● **Exercise**: Out of the lines below, please list those that hold the string "lead".

● **Supplied data**:
========

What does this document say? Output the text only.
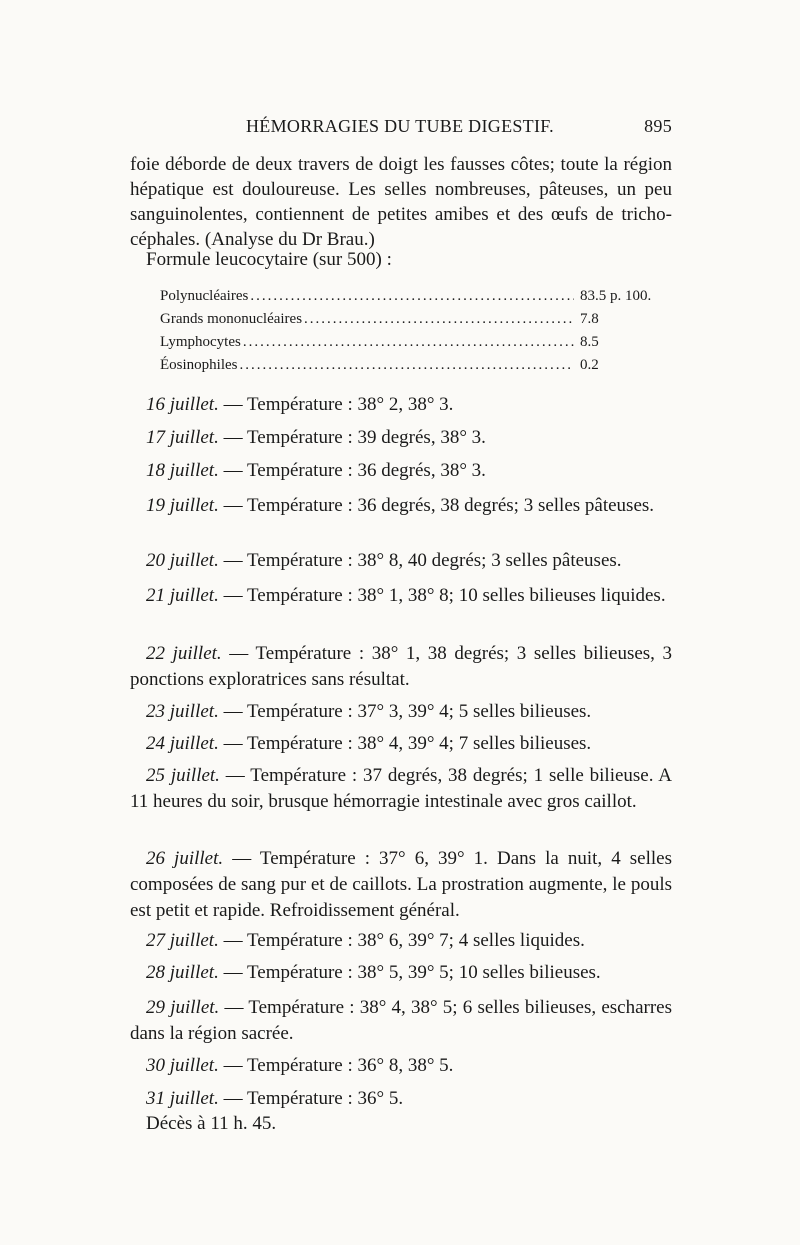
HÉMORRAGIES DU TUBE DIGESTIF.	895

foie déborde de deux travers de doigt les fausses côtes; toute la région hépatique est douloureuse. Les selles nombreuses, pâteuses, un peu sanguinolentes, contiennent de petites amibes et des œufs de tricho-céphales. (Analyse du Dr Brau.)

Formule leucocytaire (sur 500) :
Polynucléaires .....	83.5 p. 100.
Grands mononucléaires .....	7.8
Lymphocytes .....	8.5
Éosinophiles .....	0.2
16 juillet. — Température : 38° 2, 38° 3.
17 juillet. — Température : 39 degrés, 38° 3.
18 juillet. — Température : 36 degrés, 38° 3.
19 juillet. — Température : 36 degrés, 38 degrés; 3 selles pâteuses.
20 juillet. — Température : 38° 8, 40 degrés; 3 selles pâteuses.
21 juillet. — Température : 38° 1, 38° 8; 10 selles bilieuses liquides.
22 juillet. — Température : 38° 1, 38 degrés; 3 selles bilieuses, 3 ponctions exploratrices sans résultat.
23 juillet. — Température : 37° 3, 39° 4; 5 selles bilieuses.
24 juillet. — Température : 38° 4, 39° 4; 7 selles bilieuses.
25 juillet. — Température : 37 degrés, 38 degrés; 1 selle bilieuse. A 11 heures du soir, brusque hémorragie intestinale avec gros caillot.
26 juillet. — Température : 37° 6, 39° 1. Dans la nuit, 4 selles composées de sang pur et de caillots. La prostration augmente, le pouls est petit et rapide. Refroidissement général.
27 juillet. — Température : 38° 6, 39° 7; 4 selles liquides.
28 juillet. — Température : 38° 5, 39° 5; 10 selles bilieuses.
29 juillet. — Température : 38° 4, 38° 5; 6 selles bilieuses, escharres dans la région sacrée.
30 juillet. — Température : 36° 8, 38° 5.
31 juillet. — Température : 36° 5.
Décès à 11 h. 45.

========

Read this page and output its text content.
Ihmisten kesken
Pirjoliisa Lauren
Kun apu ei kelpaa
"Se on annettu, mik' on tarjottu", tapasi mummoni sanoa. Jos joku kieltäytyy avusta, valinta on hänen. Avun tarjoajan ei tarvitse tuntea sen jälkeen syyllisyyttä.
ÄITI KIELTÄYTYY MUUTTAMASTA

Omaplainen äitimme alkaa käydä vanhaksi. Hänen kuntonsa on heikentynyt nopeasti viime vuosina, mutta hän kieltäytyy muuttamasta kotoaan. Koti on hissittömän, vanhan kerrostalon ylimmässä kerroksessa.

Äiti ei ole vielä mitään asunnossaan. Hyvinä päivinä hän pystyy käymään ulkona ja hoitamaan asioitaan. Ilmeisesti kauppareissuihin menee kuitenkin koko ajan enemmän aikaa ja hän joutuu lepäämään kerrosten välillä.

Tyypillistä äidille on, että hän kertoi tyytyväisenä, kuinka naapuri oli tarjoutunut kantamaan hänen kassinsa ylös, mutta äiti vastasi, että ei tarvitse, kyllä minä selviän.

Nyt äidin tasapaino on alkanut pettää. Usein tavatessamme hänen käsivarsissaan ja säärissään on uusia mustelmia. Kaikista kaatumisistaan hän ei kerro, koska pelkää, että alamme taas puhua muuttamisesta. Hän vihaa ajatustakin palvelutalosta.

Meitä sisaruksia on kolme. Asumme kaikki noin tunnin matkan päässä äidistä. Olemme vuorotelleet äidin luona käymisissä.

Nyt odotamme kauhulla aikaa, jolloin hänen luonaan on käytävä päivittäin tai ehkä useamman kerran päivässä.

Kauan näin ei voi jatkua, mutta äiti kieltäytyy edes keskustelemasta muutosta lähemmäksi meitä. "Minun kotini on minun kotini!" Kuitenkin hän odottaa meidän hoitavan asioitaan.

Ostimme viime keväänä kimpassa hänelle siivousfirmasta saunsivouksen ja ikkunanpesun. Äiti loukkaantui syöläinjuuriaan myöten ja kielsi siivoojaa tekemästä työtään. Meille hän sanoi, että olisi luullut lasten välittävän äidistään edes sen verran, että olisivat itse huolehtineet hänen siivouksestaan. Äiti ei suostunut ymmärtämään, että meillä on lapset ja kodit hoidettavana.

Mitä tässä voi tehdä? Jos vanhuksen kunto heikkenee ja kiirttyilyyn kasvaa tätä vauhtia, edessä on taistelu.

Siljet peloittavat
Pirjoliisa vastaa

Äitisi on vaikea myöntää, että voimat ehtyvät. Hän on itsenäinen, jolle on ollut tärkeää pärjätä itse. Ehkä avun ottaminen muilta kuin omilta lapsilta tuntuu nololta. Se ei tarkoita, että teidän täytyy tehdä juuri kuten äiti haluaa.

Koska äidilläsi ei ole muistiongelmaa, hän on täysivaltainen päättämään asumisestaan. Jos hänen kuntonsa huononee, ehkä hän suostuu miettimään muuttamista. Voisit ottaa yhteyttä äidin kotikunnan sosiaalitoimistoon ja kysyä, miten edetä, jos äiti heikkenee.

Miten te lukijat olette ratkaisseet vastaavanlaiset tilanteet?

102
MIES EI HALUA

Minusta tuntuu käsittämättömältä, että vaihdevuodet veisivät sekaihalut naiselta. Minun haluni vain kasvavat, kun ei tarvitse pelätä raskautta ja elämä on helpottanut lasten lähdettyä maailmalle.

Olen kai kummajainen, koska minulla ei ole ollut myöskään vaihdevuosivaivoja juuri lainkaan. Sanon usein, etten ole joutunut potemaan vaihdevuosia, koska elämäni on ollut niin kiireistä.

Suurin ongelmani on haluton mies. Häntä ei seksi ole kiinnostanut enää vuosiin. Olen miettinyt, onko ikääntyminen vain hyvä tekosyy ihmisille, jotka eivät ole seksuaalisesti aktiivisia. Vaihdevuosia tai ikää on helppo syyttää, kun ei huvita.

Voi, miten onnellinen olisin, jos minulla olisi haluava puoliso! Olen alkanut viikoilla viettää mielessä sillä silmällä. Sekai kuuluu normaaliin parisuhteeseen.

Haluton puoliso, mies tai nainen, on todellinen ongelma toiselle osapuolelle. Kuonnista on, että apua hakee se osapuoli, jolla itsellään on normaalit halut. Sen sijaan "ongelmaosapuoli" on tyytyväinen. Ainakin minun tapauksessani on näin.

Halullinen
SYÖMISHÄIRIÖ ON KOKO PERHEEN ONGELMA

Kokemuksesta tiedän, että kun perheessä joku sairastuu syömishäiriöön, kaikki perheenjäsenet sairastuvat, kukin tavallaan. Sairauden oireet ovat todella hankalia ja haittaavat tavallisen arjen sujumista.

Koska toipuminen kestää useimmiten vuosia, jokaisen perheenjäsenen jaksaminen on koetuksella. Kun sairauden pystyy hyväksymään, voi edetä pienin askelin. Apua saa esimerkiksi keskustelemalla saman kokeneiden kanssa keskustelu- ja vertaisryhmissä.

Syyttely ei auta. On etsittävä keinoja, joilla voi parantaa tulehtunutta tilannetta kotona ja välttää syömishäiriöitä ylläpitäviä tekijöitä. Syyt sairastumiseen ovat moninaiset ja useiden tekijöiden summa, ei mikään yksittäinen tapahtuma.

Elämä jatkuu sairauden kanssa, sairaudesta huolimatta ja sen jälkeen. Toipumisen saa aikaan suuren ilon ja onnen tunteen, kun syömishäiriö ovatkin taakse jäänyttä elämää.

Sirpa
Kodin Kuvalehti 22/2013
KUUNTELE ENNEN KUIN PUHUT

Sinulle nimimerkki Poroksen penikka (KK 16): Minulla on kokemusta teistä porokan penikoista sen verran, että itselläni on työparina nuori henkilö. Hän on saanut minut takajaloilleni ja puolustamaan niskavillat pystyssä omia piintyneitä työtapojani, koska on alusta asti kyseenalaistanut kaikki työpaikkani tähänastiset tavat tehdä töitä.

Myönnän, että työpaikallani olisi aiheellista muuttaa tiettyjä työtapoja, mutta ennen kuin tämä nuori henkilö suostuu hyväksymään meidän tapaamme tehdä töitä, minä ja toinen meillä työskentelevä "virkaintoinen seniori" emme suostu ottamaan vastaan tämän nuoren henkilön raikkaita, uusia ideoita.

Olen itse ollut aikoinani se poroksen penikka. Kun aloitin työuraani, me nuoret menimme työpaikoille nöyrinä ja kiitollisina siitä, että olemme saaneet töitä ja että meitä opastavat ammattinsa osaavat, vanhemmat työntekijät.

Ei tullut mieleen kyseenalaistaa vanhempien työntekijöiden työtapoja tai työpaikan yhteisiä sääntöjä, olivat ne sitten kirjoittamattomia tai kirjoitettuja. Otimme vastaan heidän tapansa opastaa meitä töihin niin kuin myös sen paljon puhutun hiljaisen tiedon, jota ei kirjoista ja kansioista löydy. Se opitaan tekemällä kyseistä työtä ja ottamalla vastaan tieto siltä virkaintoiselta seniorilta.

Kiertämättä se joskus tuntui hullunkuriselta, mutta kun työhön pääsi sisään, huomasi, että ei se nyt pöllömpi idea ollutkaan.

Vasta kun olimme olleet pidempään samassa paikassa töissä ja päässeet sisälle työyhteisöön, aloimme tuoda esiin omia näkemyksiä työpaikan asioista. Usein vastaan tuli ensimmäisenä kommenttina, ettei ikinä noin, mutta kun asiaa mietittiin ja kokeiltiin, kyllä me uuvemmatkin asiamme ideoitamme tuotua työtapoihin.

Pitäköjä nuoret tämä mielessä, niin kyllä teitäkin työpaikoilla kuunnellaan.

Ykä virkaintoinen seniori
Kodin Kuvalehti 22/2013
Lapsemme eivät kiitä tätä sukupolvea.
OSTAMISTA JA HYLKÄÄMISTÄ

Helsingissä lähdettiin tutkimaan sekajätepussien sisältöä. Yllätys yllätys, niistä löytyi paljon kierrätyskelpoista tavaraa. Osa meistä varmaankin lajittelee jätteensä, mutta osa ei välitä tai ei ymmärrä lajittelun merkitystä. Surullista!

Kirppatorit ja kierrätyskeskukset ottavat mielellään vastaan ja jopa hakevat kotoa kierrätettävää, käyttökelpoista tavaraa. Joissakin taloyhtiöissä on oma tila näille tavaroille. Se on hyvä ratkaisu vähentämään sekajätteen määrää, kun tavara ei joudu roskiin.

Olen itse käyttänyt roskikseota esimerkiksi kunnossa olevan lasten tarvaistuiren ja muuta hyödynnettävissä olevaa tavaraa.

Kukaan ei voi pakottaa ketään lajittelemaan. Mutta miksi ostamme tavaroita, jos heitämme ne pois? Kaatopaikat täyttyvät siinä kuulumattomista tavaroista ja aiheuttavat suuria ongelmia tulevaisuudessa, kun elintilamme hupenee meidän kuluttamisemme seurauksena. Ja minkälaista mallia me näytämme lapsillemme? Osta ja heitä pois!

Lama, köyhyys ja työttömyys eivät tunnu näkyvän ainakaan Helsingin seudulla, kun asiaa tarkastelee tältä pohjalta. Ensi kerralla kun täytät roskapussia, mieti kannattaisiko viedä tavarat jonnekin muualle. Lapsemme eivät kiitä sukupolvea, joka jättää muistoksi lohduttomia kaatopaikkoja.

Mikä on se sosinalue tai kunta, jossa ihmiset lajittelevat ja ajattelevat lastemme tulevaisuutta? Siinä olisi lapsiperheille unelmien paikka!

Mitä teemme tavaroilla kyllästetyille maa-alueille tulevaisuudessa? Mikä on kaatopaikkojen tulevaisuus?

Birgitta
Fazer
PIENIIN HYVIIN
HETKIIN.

========

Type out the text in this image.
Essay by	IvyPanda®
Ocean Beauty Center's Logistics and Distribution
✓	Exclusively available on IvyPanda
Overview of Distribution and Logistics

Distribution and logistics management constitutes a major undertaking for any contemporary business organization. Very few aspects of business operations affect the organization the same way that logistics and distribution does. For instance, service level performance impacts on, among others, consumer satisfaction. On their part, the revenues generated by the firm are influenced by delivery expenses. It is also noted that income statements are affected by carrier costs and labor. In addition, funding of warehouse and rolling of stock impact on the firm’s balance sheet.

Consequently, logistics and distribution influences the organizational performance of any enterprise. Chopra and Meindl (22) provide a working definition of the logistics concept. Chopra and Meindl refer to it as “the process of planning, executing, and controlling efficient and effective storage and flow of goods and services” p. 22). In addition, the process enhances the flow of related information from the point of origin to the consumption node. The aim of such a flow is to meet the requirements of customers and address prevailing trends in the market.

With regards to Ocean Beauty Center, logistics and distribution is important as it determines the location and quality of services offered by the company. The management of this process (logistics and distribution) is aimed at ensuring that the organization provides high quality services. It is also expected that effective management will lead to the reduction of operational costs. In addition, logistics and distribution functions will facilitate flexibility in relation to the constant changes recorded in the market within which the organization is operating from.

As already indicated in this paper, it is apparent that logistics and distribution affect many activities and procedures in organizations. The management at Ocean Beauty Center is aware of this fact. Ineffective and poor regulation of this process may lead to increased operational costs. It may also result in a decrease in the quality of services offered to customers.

========

● **Answer for this exercise**:
With regards to Ocean Beauty Center, logistics and distribution is important as it determines the location and quality of services offered by the company. The management of this process (logistics and distribution) is aimed at ensuring that the organization provides high quality services. It is also expected that effective management will lead to the reduction of operational costs. In addition, logistics and distribution functions will facilitate flexibility in relation to the constant changes recorded in the market within which the organization is operating from.
As already indicated in this paper, it is apparent that logistics and distribution affect many activities and procedures in organizations. The management at Ocean Beauty Center is aware of this fact. Ineffective and poor regulation of this process may lead to increased operational costs. It may also result in a decrease in the quality of services offered to customers.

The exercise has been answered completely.